Given exercise: Give back the full listing, character for character, with no pictures.

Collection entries
-- start --

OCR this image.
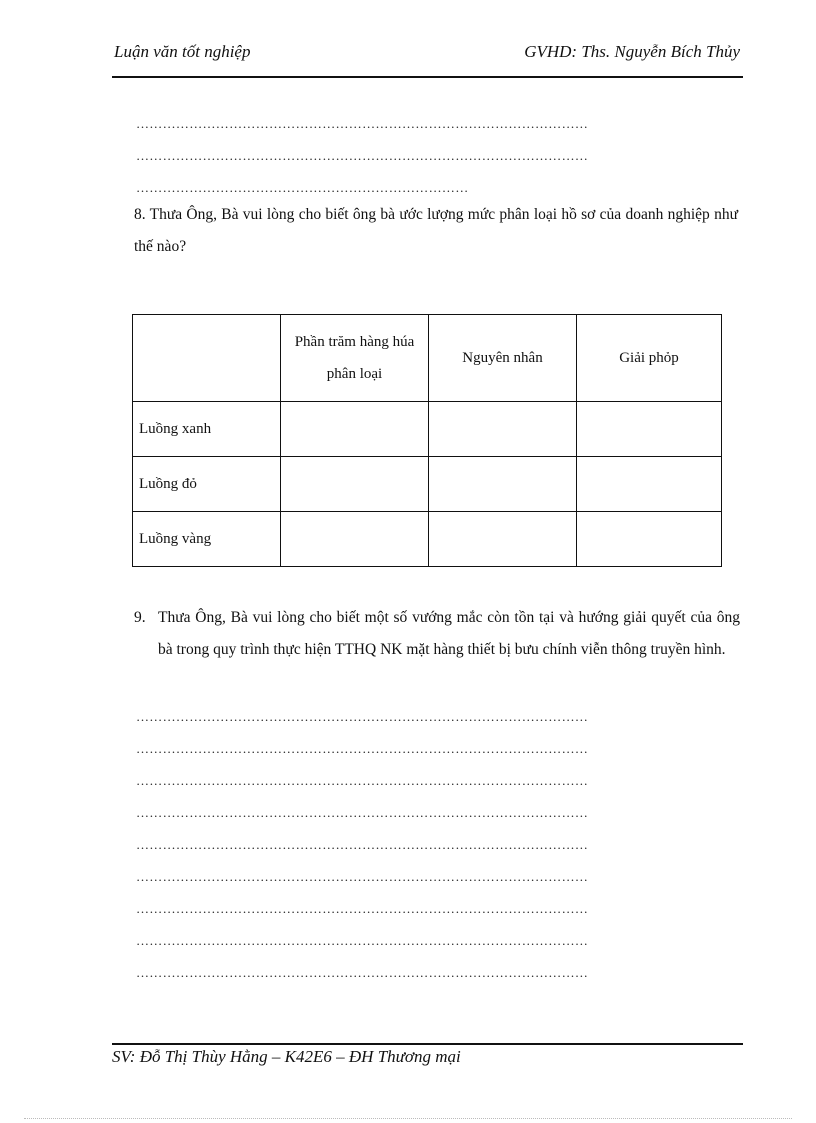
Luận văn tốt nghiệp	GVHD: Ths. Nguyễn Bích Thủy
…………………………………………………………………………………………
…………………………………………………………………………………………
…………………………………………………………………
8. Thưa Ông, Bà vui lòng cho biết ông bà ước lượng mức phân loại hồ sơ của doanh nghiệp như thế nào?
	Phần trăm hàng húa phân loại	Nguyên nhân	Giải phỏp
Luồng xanh			
Luồng đỏ			
Luồng vàng			
9. Thưa Ông, Bà vui lòng cho biết một số vướng mắc còn tồn tại và hướng giải quyết của ông bà trong quy trình thực hiện TTHQ NK mặt hàng thiết bị bưu chính viễn thông truyền hình.
…………………………………………………………………………………………
…………………………………………………………………………………………
…………………………………………………………………………………………
…………………………………………………………………………………………
…………………………………………………………………………………………
…………………………………………………………………………………………
…………………………………………………………………………………………
…………………………………………………………………………………………
…………………………………………………………………………………………
SV: Đỗ Thị Thùy Hằng – K42E6 – ĐH Thương mại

-- end --

Exercise answer:
OCR this image.
Luận văn tốt nghiệp	GVHD: Ths. Nguyễn Bích Thủy
…………………………………………………………………………………………
…………………………………………………………………………………………
…………………………………………………………………
8. Thưa Ông, Bà vui lòng cho biết ông bà ước lượng mức phân loại hồ sơ của doanh nghiệp như thế nào?
	Phần trăm hàng húa phân loại	Nguyên nhân	Giải phỏp
Luồng xanh			
Luồng đỏ			
Luồng vàng			
9. Thưa Ông, Bà vui lòng cho biết một số vướng mắc còn tồn tại và hướng giải quyết của ông bà trong quy trình thực hiện TTHQ NK mặt hàng thiết bị bưu chính viễn thông truyền hình.
…………………………………………………………………………………………
…………………………………………………………………………………………
…………………………………………………………………………………………
…………………………………………………………………………………………
…………………………………………………………………………………………
…………………………………………………………………………………………
…………………………………………………………………………………………
…………………………………………………………………………………………
…………………………………………………………………………………………
SV: Đỗ Thị Thùy Hằng – K42E6 – ĐH Thương mại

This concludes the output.